--- Start Dataset extract ---

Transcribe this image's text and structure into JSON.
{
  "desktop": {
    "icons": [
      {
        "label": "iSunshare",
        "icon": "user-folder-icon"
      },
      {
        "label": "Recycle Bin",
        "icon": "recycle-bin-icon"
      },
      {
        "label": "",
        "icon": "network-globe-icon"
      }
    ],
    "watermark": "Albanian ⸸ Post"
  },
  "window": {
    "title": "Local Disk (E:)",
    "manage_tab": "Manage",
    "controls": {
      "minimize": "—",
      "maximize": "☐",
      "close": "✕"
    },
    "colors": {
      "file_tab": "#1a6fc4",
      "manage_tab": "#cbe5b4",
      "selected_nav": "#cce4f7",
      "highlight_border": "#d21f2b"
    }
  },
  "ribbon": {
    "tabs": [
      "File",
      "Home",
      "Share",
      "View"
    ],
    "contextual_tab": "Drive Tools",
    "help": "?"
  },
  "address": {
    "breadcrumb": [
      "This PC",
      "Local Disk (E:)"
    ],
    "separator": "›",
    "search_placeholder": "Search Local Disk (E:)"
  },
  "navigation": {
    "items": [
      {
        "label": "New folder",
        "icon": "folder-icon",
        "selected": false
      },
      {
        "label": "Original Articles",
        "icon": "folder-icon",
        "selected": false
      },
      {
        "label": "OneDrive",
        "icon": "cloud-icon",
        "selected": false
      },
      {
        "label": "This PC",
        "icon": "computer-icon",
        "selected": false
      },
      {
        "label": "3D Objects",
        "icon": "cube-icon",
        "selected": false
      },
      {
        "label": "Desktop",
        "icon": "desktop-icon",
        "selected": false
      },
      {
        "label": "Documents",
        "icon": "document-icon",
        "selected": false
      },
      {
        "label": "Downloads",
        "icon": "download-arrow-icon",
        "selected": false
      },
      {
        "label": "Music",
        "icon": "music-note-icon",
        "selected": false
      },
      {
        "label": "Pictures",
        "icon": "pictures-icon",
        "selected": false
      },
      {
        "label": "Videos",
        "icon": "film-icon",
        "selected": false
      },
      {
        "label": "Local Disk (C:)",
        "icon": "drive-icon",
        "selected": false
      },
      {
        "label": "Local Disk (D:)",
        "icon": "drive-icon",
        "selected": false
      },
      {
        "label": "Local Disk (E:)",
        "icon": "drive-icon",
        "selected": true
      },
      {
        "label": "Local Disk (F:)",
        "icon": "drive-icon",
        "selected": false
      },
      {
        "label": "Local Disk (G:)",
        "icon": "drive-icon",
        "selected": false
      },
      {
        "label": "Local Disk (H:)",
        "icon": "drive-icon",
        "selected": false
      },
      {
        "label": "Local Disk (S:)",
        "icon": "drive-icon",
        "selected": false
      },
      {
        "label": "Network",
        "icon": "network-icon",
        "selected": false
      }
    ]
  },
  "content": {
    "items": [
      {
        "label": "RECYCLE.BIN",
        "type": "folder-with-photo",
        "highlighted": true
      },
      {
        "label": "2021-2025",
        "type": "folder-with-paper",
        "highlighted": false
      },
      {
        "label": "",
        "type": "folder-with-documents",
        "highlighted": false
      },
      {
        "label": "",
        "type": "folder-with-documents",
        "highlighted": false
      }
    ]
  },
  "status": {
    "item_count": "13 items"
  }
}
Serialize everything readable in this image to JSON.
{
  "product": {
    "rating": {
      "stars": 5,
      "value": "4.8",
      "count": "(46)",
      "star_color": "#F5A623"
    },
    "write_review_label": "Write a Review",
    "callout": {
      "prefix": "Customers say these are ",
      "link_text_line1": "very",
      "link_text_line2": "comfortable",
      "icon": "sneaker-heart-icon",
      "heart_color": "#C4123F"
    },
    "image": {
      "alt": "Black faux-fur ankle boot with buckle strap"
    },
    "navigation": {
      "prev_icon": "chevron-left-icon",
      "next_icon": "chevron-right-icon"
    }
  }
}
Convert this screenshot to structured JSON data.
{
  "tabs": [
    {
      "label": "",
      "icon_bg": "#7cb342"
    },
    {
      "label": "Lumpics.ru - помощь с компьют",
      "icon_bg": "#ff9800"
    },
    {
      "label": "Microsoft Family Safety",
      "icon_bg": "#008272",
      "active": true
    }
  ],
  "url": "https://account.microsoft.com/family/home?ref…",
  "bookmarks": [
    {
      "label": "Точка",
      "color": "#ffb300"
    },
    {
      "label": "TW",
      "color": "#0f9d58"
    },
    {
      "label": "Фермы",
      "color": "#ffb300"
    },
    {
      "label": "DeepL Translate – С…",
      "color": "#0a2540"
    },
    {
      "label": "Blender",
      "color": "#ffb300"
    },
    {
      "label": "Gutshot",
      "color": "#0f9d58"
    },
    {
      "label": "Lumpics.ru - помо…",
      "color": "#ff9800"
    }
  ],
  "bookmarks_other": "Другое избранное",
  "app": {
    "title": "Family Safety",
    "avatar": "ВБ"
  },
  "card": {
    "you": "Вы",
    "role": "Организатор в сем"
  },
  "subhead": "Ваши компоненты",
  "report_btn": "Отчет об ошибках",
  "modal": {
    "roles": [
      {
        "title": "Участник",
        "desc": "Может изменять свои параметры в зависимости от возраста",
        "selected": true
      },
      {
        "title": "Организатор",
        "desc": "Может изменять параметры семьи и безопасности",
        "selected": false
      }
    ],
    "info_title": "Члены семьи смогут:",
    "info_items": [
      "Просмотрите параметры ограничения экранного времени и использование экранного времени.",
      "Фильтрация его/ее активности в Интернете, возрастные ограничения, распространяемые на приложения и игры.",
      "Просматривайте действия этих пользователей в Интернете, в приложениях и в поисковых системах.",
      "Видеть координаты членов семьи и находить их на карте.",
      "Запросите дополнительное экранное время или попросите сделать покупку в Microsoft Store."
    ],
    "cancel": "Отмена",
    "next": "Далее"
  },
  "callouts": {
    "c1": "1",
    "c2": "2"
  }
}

--- End Dataset extract ---

» Task statement
Reproduce the entries above exactly.

» Written solution
Transcribe this image's text and structure into JSON.
{
  "desktop": {
    "icons": [
      {
        "label": "iSunshare",
        "icon": "user-folder-icon"
      },
      {
        "label": "Recycle Bin",
        "icon": "recycle-bin-icon"
      },
      {
        "label": "",
        "icon": "network-globe-icon"
      }
    ],
    "watermark": "Albanian ⸸ Post"
  },
  "window": {
    "title": "Local Disk (E:)",
    "manage_tab": "Manage",
    "controls": {
      "minimize": "—",
      "maximize": "☐",
      "close": "✕"
    },
    "colors": {
      "file_tab": "#1a6fc4",
      "manage_tab": "#cbe5b4",
      "selected_nav": "#cce4f7",
      "highlight_border": "#d21f2b"
    }
  },
  "ribbon": {
    "tabs": [
      "File",
      "Home",
      "Share",
      "View"
    ],
    "contextual_tab": "Drive Tools",
    "help": "?"
  },
  "address": {
    "breadcrumb": [
      "This PC",
      "Local Disk (E:)"
    ],
    "separator": "›",
    "search_placeholder": "Search Local Disk (E:)"
  },
  "navigation": {
    "items": [
      {
        "label": "New folder",
        "icon": "folder-icon",
        "selected": false
      },
      {
        "label": "Original Articles",
        "icon": "folder-icon",
        "selected": false
      },
      {
        "label": "OneDrive",
        "icon": "cloud-icon",
        "selected": false
      },
      {
        "label": "This PC",
        "icon": "computer-icon",
        "selected": false
      },
      {
        "label": "3D Objects",
        "icon": "cube-icon",
        "selected": false
      },
      {
        "label": "Desktop",
        "icon": "desktop-icon",
        "selected": false
      },
      {
        "label": "Documents",
        "icon": "document-icon",
        "selected": false
      },
      {
        "label": "Downloads",
        "icon": "download-arrow-icon",
        "selected": false
      },
      {
        "label": "Music",
        "icon": "music-note-icon",
        "selected": false
      },
      {
        "label": "Pictures",
        "icon": "pictures-icon",
        "selected": false
      },
      {
        "label": "Videos",
        "icon": "film-icon",
        "selected": false
      },
      {
        "label": "Local Disk (C:)",
        "icon": "drive-icon",
        "selected": false
      },
      {
        "label": "Local Disk (D:)",
        "icon": "drive-icon",
        "selected": false
      },
      {
        "label": "Local Disk (E:)",
        "icon": "drive-icon",
        "selected": true
      },
      {
        "label": "Local Disk (F:)",
        "icon": "drive-icon",
        "selected": false
      },
      {
        "label": "Local Disk (G:)",
        "icon": "drive-icon",
        "selected": false
      },
      {
        "label": "Local Disk (H:)",
        "icon": "drive-icon",
        "selected": false
      },
      {
        "label": "Local Disk (S:)",
        "icon": "drive-icon",
        "selected": false
      },
      {
        "label": "Network",
        "icon": "network-icon",
        "selected": false
      }
    ]
  },
  "content": {
    "items": [
      {
        "label": "RECYCLE.BIN",
        "type": "folder-with-photo",
        "highlighted": true
      },
      {
        "label": "2021-2025",
        "type": "folder-with-paper",
        "highlighted": false
      },
      {
        "label": "",
        "type": "folder-with-documents",
        "highlighted": false
      },
      {
        "label": "",
        "type": "folder-with-documents",
        "highlighted": false
      }
    ]
  },
  "status": {
    "item_count": "13 items"
  }
}
Serialize everything readable in this image to JSON.
{
  "product": {
    "rating": {
      "stars": 5,
      "value": "4.8",
      "count": "(46)",
      "star_color": "#F5A623"
    },
    "write_review_label": "Write a Review",
    "callout": {
      "prefix": "Customers say these are ",
      "link_text_line1": "very",
      "link_text_line2": "comfortable",
      "icon": "sneaker-heart-icon",
      "heart_color": "#C4123F"
    },
    "image": {
      "alt": "Black faux-fur ankle boot with buckle strap"
    },
    "navigation": {
      "prev_icon": "chevron-left-icon",
      "next_icon": "chevron-right-icon"
    }
  }
}
Convert this screenshot to structured JSON data.
{
  "tabs": [
    {
      "label": "",
      "icon_bg": "#7cb342"
    },
    {
      "label": "Lumpics.ru - помощь с компьют",
      "icon_bg": "#ff9800"
    },
    {
      "label": "Microsoft Family Safety",
      "icon_bg": "#008272",
      "active": true
    }
  ],
  "url": "https://account.microsoft.com/family/home?ref…",
  "bookmarks": [
    {
      "label": "Точка",
      "color": "#ffb300"
    },
    {
      "label": "TW",
      "color": "#0f9d58"
    },
    {
      "label": "Фермы",
      "color": "#ffb300"
    },
    {
      "label": "DeepL Translate – С…",
      "color": "#0a2540"
    },
    {
      "label": "Blender",
      "color": "#ffb300"
    },
    {
      "label": "Gutshot",
      "color": "#0f9d58"
    },
    {
      "label": "Lumpics.ru - помо…",
      "color": "#ff9800"
    }
  ],
  "bookmarks_other": "Другое избранное",
  "app": {
    "title": "Family Safety",
    "avatar": "ВБ"
  },
  "card": {
    "you": "Вы",
    "role": "Организатор в сем"
  },
  "subhead": "Ваши компоненты",
  "report_btn": "Отчет об ошибках",
  "modal": {
    "roles": [
      {
        "title": "Участник",
        "desc": "Может изменять свои параметры в зависимости от возраста",
        "selected": true
      },
      {
        "title": "Организатор",
        "desc": "Может изменять параметры семьи и безопасности",
        "selected": false
      }
    ],
    "info_title": "Члены семьи смогут:",
    "info_items": [
      "Просмотрите параметры ограничения экранного времени и использование экранного времени.",
      "Фильтрация его/ее активности в Интернете, возрастные ограничения, распространяемые на приложения и игры.",
      "Просматривайте действия этих пользователей в Интернете, в приложениях и в поисковых системах.",
      "Видеть координаты членов семьи и находить их на карте.",
      "Запросите дополнительное экранное время или попросите сделать покупку в Microsoft Store."
    ],
    "cancel": "Отмена",
    "next": "Далее"
  },
  "callouts": {
    "c1": "1",
    "c2": "2"
  }
}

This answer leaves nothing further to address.